» Direction
All records are to be retyped faithfully and completely.

>> Begin

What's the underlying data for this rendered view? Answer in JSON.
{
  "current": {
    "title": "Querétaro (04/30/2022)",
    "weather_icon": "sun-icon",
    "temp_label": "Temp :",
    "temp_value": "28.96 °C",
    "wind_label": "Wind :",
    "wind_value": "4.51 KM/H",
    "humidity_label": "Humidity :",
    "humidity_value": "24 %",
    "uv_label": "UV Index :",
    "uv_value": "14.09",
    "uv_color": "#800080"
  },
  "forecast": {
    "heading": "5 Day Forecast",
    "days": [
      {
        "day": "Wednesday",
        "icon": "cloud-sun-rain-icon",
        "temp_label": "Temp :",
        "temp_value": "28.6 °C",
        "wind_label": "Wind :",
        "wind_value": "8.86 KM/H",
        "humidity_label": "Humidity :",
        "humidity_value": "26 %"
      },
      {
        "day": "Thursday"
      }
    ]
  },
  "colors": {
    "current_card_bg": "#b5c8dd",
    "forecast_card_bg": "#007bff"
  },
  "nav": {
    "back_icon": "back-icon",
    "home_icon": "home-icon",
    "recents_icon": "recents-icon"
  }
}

>> End

» Correct response
What's the underlying data for this rendered view? Answer in JSON.
{
  "current": {
    "title": "Querétaro (04/30/2022)",
    "weather_icon": "sun-icon",
    "temp_label": "Temp :",
    "temp_value": "28.96 °C",
    "wind_label": "Wind :",
    "wind_value": "4.51 KM/H",
    "humidity_label": "Humidity :",
    "humidity_value": "24 %",
    "uv_label": "UV Index :",
    "uv_value": "14.09",
    "uv_color": "#800080"
  },
  "forecast": {
    "heading": "5 Day Forecast",
    "days": [
      {
        "day": "Wednesday",
        "icon": "cloud-sun-rain-icon",
        "temp_label": "Temp :",
        "temp_value": "28.6 °C",
        "wind_label": "Wind :",
        "wind_value": "8.86 KM/H",
        "humidity_label": "Humidity :",
        "humidity_value": "26 %"
      },
      {
        "day": "Thursday"
      }
    ]
  },
  "colors": {
    "current_card_bg": "#b5c8dd",
    "forecast_card_bg": "#007bff"
  },
  "nav": {
    "back_icon": "back-icon",
    "home_icon": "home-icon",
    "recents_icon": "recents-icon"
  }
}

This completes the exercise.